Write out the full set of records exactly. Any pictures in them do not belong in the copy.

= TASK INPUT =
_____
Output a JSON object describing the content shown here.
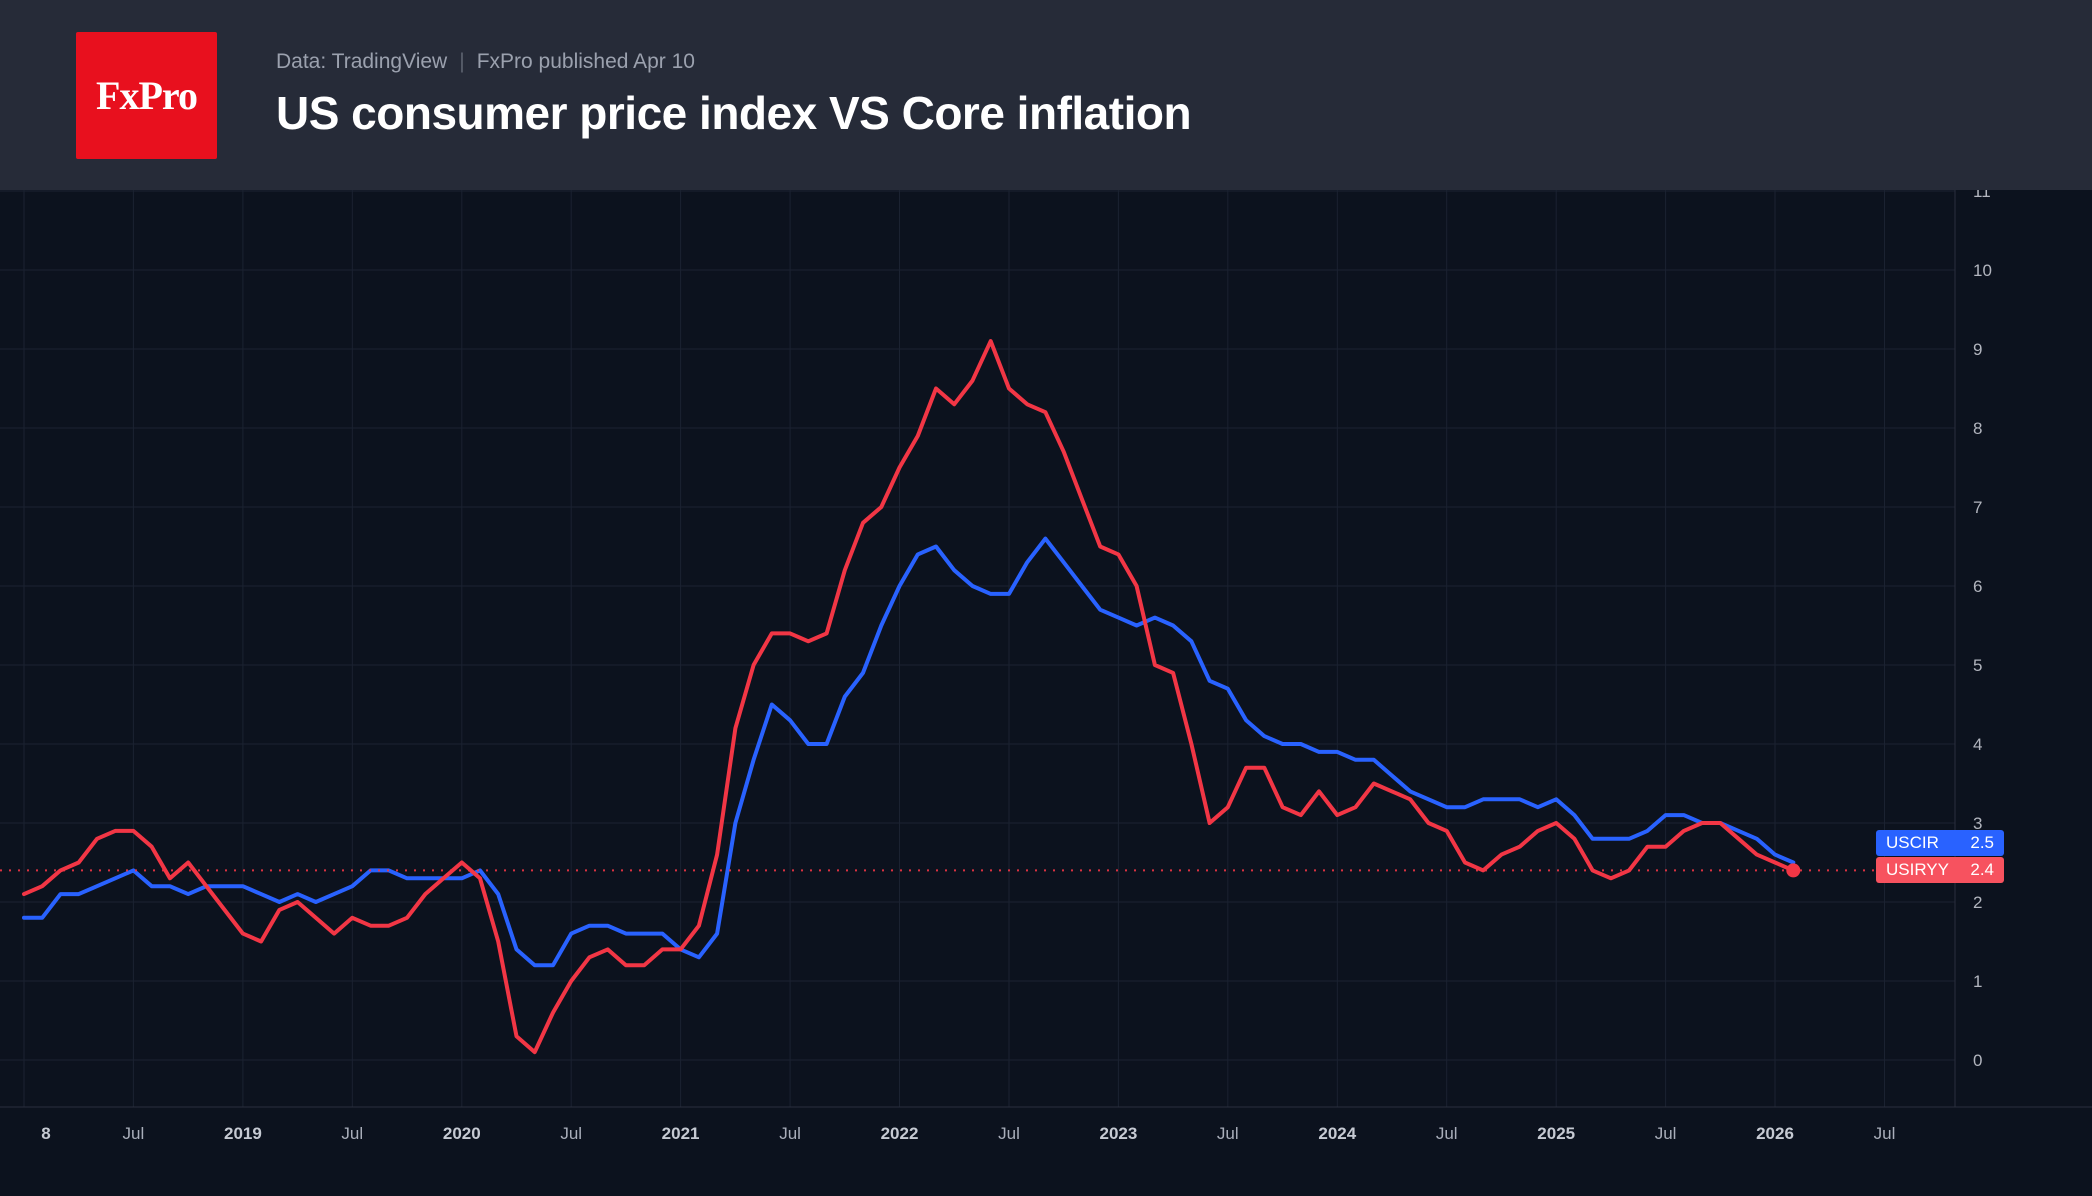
{
  "header": {
    "logo_text": "FxPro",
    "source": {
      "data_source": "Data: TradingView",
      "separator": "|",
      "published": "FxPro published Apr 10"
    },
    "title": "US consumer price index VS Core inflation"
  },
  "badges": [
    {
      "ticker": "USCIR",
      "value": "2.5",
      "color": "#2962ff"
    },
    {
      "ticker": "USIRYY",
      "value": "2.4",
      "color": "#f7525f"
    }
  ],
  "colors": {
    "background": "#0c121e",
    "header_bg": "#262b38",
    "logo_red": "#e8101e",
    "grid": "#1b2231",
    "axis_line": "#2a2f3d",
    "axis_text": "#b2b5be",
    "blue": "#2962ff",
    "red": "#f23645",
    "red_badge": "#f7525f"
  },
  "chart_data": {
    "type": "line",
    "title": "US consumer price index VS Core inflation",
    "x_unit": "month",
    "x_range": [
      "2018-01",
      "2026-02"
    ],
    "ylim": [
      -0.6,
      11.0
    ],
    "grid": true,
    "legend_position": "right-price-labels",
    "y_ticks": [
      0,
      1,
      2,
      3,
      4,
      5,
      6,
      7,
      8,
      9,
      10,
      11
    ],
    "x_tick_labels": [
      {
        "month_index": 0,
        "label": "8",
        "year": true,
        "dx": 22
      },
      {
        "month_index": 6,
        "label": "Jul",
        "year": false
      },
      {
        "month_index": 12,
        "label": "2019",
        "year": true
      },
      {
        "month_index": 18,
        "label": "Jul",
        "year": false
      },
      {
        "month_index": 24,
        "label": "2020",
        "year": true
      },
      {
        "month_index": 30,
        "label": "Jul",
        "year": false
      },
      {
        "month_index": 36,
        "label": "2021",
        "year": true
      },
      {
        "month_index": 42,
        "label": "Jul",
        "year": false
      },
      {
        "month_index": 48,
        "label": "2022",
        "year": true
      },
      {
        "month_index": 54,
        "label": "Jul",
        "year": false
      },
      {
        "month_index": 60,
        "label": "2023",
        "year": true
      },
      {
        "month_index": 66,
        "label": "Jul",
        "year": false
      },
      {
        "month_index": 72,
        "label": "2024",
        "year": true
      },
      {
        "month_index": 78,
        "label": "Jul",
        "year": false
      },
      {
        "month_index": 84,
        "label": "2025",
        "year": true
      },
      {
        "month_index": 90,
        "label": "Jul",
        "year": false
      },
      {
        "month_index": 96,
        "label": "2026",
        "year": true
      },
      {
        "month_index": 102,
        "label": "Jul",
        "year": false
      }
    ],
    "series": [
      {
        "name": "USCIR",
        "color": "#2962ff",
        "last": 2.5,
        "values": [
          1.8,
          1.8,
          2.1,
          2.1,
          2.2,
          2.3,
          2.4,
          2.2,
          2.2,
          2.1,
          2.2,
          2.2,
          2.2,
          2.1,
          2.0,
          2.1,
          2.0,
          2.1,
          2.2,
          2.4,
          2.4,
          2.3,
          2.3,
          2.3,
          2.3,
          2.4,
          2.1,
          1.4,
          1.2,
          1.2,
          1.6,
          1.7,
          1.7,
          1.6,
          1.6,
          1.6,
          1.4,
          1.3,
          1.6,
          3.0,
          3.8,
          4.5,
          4.3,
          4.0,
          4.0,
          4.6,
          4.9,
          5.5,
          6.0,
          6.4,
          6.5,
          6.2,
          6.0,
          5.9,
          5.9,
          6.3,
          6.6,
          6.3,
          6.0,
          5.7,
          5.6,
          5.5,
          5.6,
          5.5,
          5.3,
          4.8,
          4.7,
          4.3,
          4.1,
          4.0,
          4.0,
          3.9,
          3.9,
          3.8,
          3.8,
          3.6,
          3.4,
          3.3,
          3.2,
          3.2,
          3.3,
          3.3,
          3.3,
          3.2,
          3.3,
          3.1,
          2.8,
          2.8,
          2.8,
          2.9,
          3.1,
          3.1,
          3.0,
          3.0,
          2.9,
          2.8,
          2.6,
          2.5
        ]
      },
      {
        "name": "USIRYY",
        "color": "#f23645",
        "last": 2.4,
        "values": [
          2.1,
          2.2,
          2.4,
          2.5,
          2.8,
          2.9,
          2.9,
          2.7,
          2.3,
          2.5,
          2.2,
          1.9,
          1.6,
          1.5,
          1.9,
          2.0,
          1.8,
          1.6,
          1.8,
          1.7,
          1.7,
          1.8,
          2.1,
          2.3,
          2.5,
          2.3,
          1.5,
          0.3,
          0.1,
          0.6,
          1.0,
          1.3,
          1.4,
          1.2,
          1.2,
          1.4,
          1.4,
          1.7,
          2.6,
          4.2,
          5.0,
          5.4,
          5.4,
          5.3,
          5.4,
          6.2,
          6.8,
          7.0,
          7.5,
          7.9,
          8.5,
          8.3,
          8.6,
          9.1,
          8.5,
          8.3,
          8.2,
          7.7,
          7.1,
          6.5,
          6.4,
          6.0,
          5.0,
          4.9,
          4.0,
          3.0,
          3.2,
          3.7,
          3.7,
          3.2,
          3.1,
          3.4,
          3.1,
          3.2,
          3.5,
          3.4,
          3.3,
          3.0,
          2.9,
          2.5,
          2.4,
          2.6,
          2.7,
          2.9,
          3.0,
          2.8,
          2.4,
          2.3,
          2.4,
          2.7,
          2.7,
          2.9,
          3.0,
          3.0,
          2.8,
          2.6,
          2.5,
          2.4
        ]
      }
    ],
    "price_line": {
      "series": "USIRYY",
      "value": 2.4,
      "style": "dotted"
    }
  }
}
_____
= ANSWER TO THE PROBLEM =
Output a JSON object describing the content shown here.
{
  "header": {
    "logo_text": "FxPro",
    "source": {
      "data_source": "Data: TradingView",
      "separator": "|",
      "published": "FxPro published Apr 10"
    },
    "title": "US consumer price index VS Core inflation"
  },
  "badges": [
    {
      "ticker": "USCIR",
      "value": "2.5",
      "color": "#2962ff"
    },
    {
      "ticker": "USIRYY",
      "value": "2.4",
      "color": "#f7525f"
    }
  ],
  "colors": {
    "background": "#0c121e",
    "header_bg": "#262b38",
    "logo_red": "#e8101e",
    "grid": "#1b2231",
    "axis_line": "#2a2f3d",
    "axis_text": "#b2b5be",
    "blue": "#2962ff",
    "red": "#f23645",
    "red_badge": "#f7525f"
  },
  "chart_data": {
    "type": "line",
    "title": "US consumer price index VS Core inflation",
    "x_unit": "month",
    "x_range": [
      "2018-01",
      "2026-02"
    ],
    "ylim": [
      -0.6,
      11.0
    ],
    "grid": true,
    "legend_position": "right-price-labels",
    "y_ticks": [
      0,
      1,
      2,
      3,
      4,
      5,
      6,
      7,
      8,
      9,
      10,
      11
    ],
    "x_tick_labels": [
      {
        "month_index": 0,
        "label": "8",
        "year": true,
        "dx": 22
      },
      {
        "month_index": 6,
        "label": "Jul",
        "year": false
      },
      {
        "month_index": 12,
        "label": "2019",
        "year": true
      },
      {
        "month_index": 18,
        "label": "Jul",
        "year": false
      },
      {
        "month_index": 24,
        "label": "2020",
        "year": true
      },
      {
        "month_index": 30,
        "label": "Jul",
        "year": false
      },
      {
        "month_index": 36,
        "label": "2021",
        "year": true
      },
      {
        "month_index": 42,
        "label": "Jul",
        "year": false
      },
      {
        "month_index": 48,
        "label": "2022",
        "year": true
      },
      {
        "month_index": 54,
        "label": "Jul",
        "year": false
      },
      {
        "month_index": 60,
        "label": "2023",
        "year": true
      },
      {
        "month_index": 66,
        "label": "Jul",
        "year": false
      },
      {
        "month_index": 72,
        "label": "2024",
        "year": true
      },
      {
        "month_index": 78,
        "label": "Jul",
        "year": false
      },
      {
        "month_index": 84,
        "label": "2025",
        "year": true
      },
      {
        "month_index": 90,
        "label": "Jul",
        "year": false
      },
      {
        "month_index": 96,
        "label": "2026",
        "year": true
      },
      {
        "month_index": 102,
        "label": "Jul",
        "year": false
      }
    ],
    "series": [
      {
        "name": "USCIR",
        "color": "#2962ff",
        "last": 2.5,
        "values": [
          1.8,
          1.8,
          2.1,
          2.1,
          2.2,
          2.3,
          2.4,
          2.2,
          2.2,
          2.1,
          2.2,
          2.2,
          2.2,
          2.1,
          2.0,
          2.1,
          2.0,
          2.1,
          2.2,
          2.4,
          2.4,
          2.3,
          2.3,
          2.3,
          2.3,
          2.4,
          2.1,
          1.4,
          1.2,
          1.2,
          1.6,
          1.7,
          1.7,
          1.6,
          1.6,
          1.6,
          1.4,
          1.3,
          1.6,
          3.0,
          3.8,
          4.5,
          4.3,
          4.0,
          4.0,
          4.6,
          4.9,
          5.5,
          6.0,
          6.4,
          6.5,
          6.2,
          6.0,
          5.9,
          5.9,
          6.3,
          6.6,
          6.3,
          6.0,
          5.7,
          5.6,
          5.5,
          5.6,
          5.5,
          5.3,
          4.8,
          4.7,
          4.3,
          4.1,
          4.0,
          4.0,
          3.9,
          3.9,
          3.8,
          3.8,
          3.6,
          3.4,
          3.3,
          3.2,
          3.2,
          3.3,
          3.3,
          3.3,
          3.2,
          3.3,
          3.1,
          2.8,
          2.8,
          2.8,
          2.9,
          3.1,
          3.1,
          3.0,
          3.0,
          2.9,
          2.8,
          2.6,
          2.5
        ]
      },
      {
        "name": "USIRYY",
        "color": "#f23645",
        "last": 2.4,
        "values": [
          2.1,
          2.2,
          2.4,
          2.5,
          2.8,
          2.9,
          2.9,
          2.7,
          2.3,
          2.5,
          2.2,
          1.9,
          1.6,
          1.5,
          1.9,
          2.0,
          1.8,
          1.6,
          1.8,
          1.7,
          1.7,
          1.8,
          2.1,
          2.3,
          2.5,
          2.3,
          1.5,
          0.3,
          0.1,
          0.6,
          1.0,
          1.3,
          1.4,
          1.2,
          1.2,
          1.4,
          1.4,
          1.7,
          2.6,
          4.2,
          5.0,
          5.4,
          5.4,
          5.3,
          5.4,
          6.2,
          6.8,
          7.0,
          7.5,
          7.9,
          8.5,
          8.3,
          8.6,
          9.1,
          8.5,
          8.3,
          8.2,
          7.7,
          7.1,
          6.5,
          6.4,
          6.0,
          5.0,
          4.9,
          4.0,
          3.0,
          3.2,
          3.7,
          3.7,
          3.2,
          3.1,
          3.4,
          3.1,
          3.2,
          3.5,
          3.4,
          3.3,
          3.0,
          2.9,
          2.5,
          2.4,
          2.6,
          2.7,
          2.9,
          3.0,
          2.8,
          2.4,
          2.3,
          2.4,
          2.7,
          2.7,
          2.9,
          3.0,
          3.0,
          2.8,
          2.6,
          2.5,
          2.4
        ]
      }
    ],
    "price_line": {
      "series": "USIRYY",
      "value": 2.4,
      "style": "dotted"
    }
  }
}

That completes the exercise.